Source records
═══
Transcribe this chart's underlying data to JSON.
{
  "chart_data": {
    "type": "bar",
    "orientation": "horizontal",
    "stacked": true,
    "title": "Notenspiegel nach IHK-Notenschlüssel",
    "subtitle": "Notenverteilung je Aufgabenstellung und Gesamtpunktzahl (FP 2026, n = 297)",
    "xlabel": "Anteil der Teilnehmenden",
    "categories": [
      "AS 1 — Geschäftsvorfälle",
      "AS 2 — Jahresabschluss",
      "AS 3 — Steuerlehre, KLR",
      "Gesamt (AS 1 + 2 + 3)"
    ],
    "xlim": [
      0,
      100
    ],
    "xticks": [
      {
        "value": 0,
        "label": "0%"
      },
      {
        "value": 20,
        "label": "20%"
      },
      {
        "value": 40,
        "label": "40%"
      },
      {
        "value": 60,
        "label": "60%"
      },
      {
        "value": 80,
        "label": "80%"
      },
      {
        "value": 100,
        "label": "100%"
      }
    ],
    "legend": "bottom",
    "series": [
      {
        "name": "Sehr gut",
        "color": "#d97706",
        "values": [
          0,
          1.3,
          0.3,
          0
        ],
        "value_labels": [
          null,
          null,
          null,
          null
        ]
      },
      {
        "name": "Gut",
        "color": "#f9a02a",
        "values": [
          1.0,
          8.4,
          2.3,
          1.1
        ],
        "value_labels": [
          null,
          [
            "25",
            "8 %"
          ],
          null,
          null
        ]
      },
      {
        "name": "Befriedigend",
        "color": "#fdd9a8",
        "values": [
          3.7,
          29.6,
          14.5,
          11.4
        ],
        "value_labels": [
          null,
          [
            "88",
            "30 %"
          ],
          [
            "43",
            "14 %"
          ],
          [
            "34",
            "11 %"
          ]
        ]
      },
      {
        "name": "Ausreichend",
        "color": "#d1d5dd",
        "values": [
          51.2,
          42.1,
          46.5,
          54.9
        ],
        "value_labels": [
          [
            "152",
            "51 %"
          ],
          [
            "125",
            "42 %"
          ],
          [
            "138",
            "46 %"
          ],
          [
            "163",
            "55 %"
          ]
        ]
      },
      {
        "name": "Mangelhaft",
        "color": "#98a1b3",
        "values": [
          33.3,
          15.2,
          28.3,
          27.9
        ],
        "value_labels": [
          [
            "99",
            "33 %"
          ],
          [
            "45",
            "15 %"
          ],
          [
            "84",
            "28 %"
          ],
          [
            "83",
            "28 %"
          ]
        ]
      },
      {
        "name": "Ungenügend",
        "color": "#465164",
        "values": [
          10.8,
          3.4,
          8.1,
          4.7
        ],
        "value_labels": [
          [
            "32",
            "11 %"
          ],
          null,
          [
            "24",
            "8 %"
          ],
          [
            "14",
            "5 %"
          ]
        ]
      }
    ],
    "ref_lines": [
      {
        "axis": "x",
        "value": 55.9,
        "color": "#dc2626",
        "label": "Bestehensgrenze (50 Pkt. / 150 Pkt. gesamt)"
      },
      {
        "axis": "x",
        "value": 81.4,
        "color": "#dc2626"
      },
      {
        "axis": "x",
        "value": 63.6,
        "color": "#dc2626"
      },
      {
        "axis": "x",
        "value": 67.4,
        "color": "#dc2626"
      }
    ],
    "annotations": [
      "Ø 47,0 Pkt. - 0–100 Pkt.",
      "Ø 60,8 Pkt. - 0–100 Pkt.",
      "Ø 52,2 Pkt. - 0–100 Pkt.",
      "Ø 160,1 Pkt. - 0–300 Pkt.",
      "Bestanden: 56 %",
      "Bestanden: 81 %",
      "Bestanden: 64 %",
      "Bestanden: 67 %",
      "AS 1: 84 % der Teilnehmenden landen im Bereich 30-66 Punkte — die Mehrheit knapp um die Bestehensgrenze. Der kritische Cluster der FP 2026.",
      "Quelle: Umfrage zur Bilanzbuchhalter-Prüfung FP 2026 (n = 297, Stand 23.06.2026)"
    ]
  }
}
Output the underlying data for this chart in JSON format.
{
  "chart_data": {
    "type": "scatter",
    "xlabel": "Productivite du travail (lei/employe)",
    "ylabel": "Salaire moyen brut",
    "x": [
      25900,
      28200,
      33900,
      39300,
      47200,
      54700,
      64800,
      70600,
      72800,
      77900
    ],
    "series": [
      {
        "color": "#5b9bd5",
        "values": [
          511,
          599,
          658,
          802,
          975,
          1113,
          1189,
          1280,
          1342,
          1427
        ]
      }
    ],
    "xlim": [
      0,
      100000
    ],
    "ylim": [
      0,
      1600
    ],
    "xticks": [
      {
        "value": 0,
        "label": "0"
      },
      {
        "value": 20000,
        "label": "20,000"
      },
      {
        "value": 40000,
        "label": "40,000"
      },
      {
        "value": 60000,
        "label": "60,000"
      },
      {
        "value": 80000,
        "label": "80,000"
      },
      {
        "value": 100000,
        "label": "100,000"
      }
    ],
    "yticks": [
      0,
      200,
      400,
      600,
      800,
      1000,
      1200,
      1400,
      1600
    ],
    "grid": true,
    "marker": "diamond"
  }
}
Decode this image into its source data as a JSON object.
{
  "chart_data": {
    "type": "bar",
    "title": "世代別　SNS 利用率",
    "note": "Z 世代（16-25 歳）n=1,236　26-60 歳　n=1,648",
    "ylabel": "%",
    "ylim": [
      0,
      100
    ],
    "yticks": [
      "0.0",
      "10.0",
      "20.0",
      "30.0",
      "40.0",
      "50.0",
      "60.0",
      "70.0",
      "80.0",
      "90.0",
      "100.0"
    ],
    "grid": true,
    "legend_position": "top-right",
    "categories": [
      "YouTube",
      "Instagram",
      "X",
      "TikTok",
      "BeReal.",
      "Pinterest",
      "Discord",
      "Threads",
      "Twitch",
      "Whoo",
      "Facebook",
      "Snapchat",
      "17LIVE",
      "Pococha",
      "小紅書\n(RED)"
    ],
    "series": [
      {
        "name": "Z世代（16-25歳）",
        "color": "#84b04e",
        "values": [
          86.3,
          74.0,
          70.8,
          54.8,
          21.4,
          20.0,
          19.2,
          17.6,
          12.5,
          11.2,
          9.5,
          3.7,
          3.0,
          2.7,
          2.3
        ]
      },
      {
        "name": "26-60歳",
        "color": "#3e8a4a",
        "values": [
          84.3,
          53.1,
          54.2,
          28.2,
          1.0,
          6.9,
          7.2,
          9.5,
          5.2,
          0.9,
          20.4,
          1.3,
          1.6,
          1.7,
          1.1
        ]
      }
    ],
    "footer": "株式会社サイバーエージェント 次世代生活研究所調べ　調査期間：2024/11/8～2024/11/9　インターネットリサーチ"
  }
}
═══
> Task objective: Show the data once more, exactly as it was written.

> Final result:
Transcribe this chart's underlying data to JSON.
{
  "chart_data": {
    "type": "bar",
    "orientation": "horizontal",
    "stacked": true,
    "title": "Notenspiegel nach IHK-Notenschlüssel",
    "subtitle": "Notenverteilung je Aufgabenstellung und Gesamtpunktzahl (FP 2026, n = 297)",
    "xlabel": "Anteil der Teilnehmenden",
    "categories": [
      "AS 1 — Geschäftsvorfälle",
      "AS 2 — Jahresabschluss",
      "AS 3 — Steuerlehre, KLR",
      "Gesamt (AS 1 + 2 + 3)"
    ],
    "xlim": [
      0,
      100
    ],
    "xticks": [
      {
        "value": 0,
        "label": "0%"
      },
      {
        "value": 20,
        "label": "20%"
      },
      {
        "value": 40,
        "label": "40%"
      },
      {
        "value": 60,
        "label": "60%"
      },
      {
        "value": 80,
        "label": "80%"
      },
      {
        "value": 100,
        "label": "100%"
      }
    ],
    "legend": "bottom",
    "series": [
      {
        "name": "Sehr gut",
        "color": "#d97706",
        "values": [
          0,
          1.3,
          0.3,
          0
        ],
        "value_labels": [
          null,
          null,
          null,
          null
        ]
      },
      {
        "name": "Gut",
        "color": "#f9a02a",
        "values": [
          1.0,
          8.4,
          2.3,
          1.1
        ],
        "value_labels": [
          null,
          [
            "25",
            "8 %"
          ],
          null,
          null
        ]
      },
      {
        "name": "Befriedigend",
        "color": "#fdd9a8",
        "values": [
          3.7,
          29.6,
          14.5,
          11.4
        ],
        "value_labels": [
          null,
          [
            "88",
            "30 %"
          ],
          [
            "43",
            "14 %"
          ],
          [
            "34",
            "11 %"
          ]
        ]
      },
      {
        "name": "Ausreichend",
        "color": "#d1d5dd",
        "values": [
          51.2,
          42.1,
          46.5,
          54.9
        ],
        "value_labels": [
          [
            "152",
            "51 %"
          ],
          [
            "125",
            "42 %"
          ],
          [
            "138",
            "46 %"
          ],
          [
            "163",
            "55 %"
          ]
        ]
      },
      {
        "name": "Mangelhaft",
        "color": "#98a1b3",
        "values": [
          33.3,
          15.2,
          28.3,
          27.9
        ],
        "value_labels": [
          [
            "99",
            "33 %"
          ],
          [
            "45",
            "15 %"
          ],
          [
            "84",
            "28 %"
          ],
          [
            "83",
            "28 %"
          ]
        ]
      },
      {
        "name": "Ungenügend",
        "color": "#465164",
        "values": [
          10.8,
          3.4,
          8.1,
          4.7
        ],
        "value_labels": [
          [
            "32",
            "11 %"
          ],
          null,
          [
            "24",
            "8 %"
          ],
          [
            "14",
            "5 %"
          ]
        ]
      }
    ],
    "ref_lines": [
      {
        "axis": "x",
        "value": 55.9,
        "color": "#dc2626",
        "label": "Bestehensgrenze (50 Pkt. / 150 Pkt. gesamt)"
      },
      {
        "axis": "x",
        "value": 81.4,
        "color": "#dc2626"
      },
      {
        "axis": "x",
        "value": 63.6,
        "color": "#dc2626"
      },
      {
        "axis": "x",
        "value": 67.4,
        "color": "#dc2626"
      }
    ],
    "annotations": [
      "Ø 47,0 Pkt. - 0–100 Pkt.",
      "Ø 60,8 Pkt. - 0–100 Pkt.",
      "Ø 52,2 Pkt. - 0–100 Pkt.",
      "Ø 160,1 Pkt. - 0–300 Pkt.",
      "Bestanden: 56 %",
      "Bestanden: 81 %",
      "Bestanden: 64 %",
      "Bestanden: 67 %",
      "AS 1: 84 % der Teilnehmenden landen im Bereich 30-66 Punkte — die Mehrheit knapp um die Bestehensgrenze. Der kritische Cluster der FP 2026.",
      "Quelle: Umfrage zur Bilanzbuchhalter-Prüfung FP 2026 (n = 297, Stand 23.06.2026)"
    ]
  }
}
Output the underlying data for this chart in JSON format.
{
  "chart_data": {
    "type": "scatter",
    "xlabel": "Productivite du travail (lei/employe)",
    "ylabel": "Salaire moyen brut",
    "x": [
      25900,
      28200,
      33900,
      39300,
      47200,
      54700,
      64800,
      70600,
      72800,
      77900
    ],
    "series": [
      {
        "color": "#5b9bd5",
        "values": [
          511,
          599,
          658,
          802,
          975,
          1113,
          1189,
          1280,
          1342,
          1427
        ]
      }
    ],
    "xlim": [
      0,
      100000
    ],
    "ylim": [
      0,
      1600
    ],
    "xticks": [
      {
        "value": 0,
        "label": "0"
      },
      {
        "value": 20000,
        "label": "20,000"
      },
      {
        "value": 40000,
        "label": "40,000"
      },
      {
        "value": 60000,
        "label": "60,000"
      },
      {
        "value": 80000,
        "label": "80,000"
      },
      {
        "value": 100000,
        "label": "100,000"
      }
    ],
    "yticks": [
      0,
      200,
      400,
      600,
      800,
      1000,
      1200,
      1400,
      1600
    ],
    "grid": true,
    "marker": "diamond"
  }
}
Decode this image into its source data as a JSON object.
{
  "chart_data": {
    "type": "bar",
    "title": "世代別　SNS 利用率",
    "note": "Z 世代（16-25 歳）n=1,236　26-60 歳　n=1,648",
    "ylabel": "%",
    "ylim": [
      0,
      100
    ],
    "yticks": [
      "0.0",
      "10.0",
      "20.0",
      "30.0",
      "40.0",
      "50.0",
      "60.0",
      "70.0",
      "80.0",
      "90.0",
      "100.0"
    ],
    "grid": true,
    "legend_position": "top-right",
    "categories": [
      "YouTube",
      "Instagram",
      "X",
      "TikTok",
      "BeReal.",
      "Pinterest",
      "Discord",
      "Threads",
      "Twitch",
      "Whoo",
      "Facebook",
      "Snapchat",
      "17LIVE",
      "Pococha",
      "小紅書\n(RED)"
    ],
    "series": [
      {
        "name": "Z世代（16-25歳）",
        "color": "#84b04e",
        "values": [
          86.3,
          74.0,
          70.8,
          54.8,
          21.4,
          20.0,
          19.2,
          17.6,
          12.5,
          11.2,
          9.5,
          3.7,
          3.0,
          2.7,
          2.3
        ]
      },
      {
        "name": "26-60歳",
        "color": "#3e8a4a",
        "values": [
          84.3,
          53.1,
          54.2,
          28.2,
          1.0,
          6.9,
          7.2,
          9.5,
          5.2,
          0.9,
          20.4,
          1.3,
          1.6,
          1.7,
          1.1
        ]
      }
    ],
    "footer": "株式会社サイバーエージェント 次世代生活研究所調べ　調査期間：2024/11/8～2024/11/9　インターネットリサーチ"
  }
}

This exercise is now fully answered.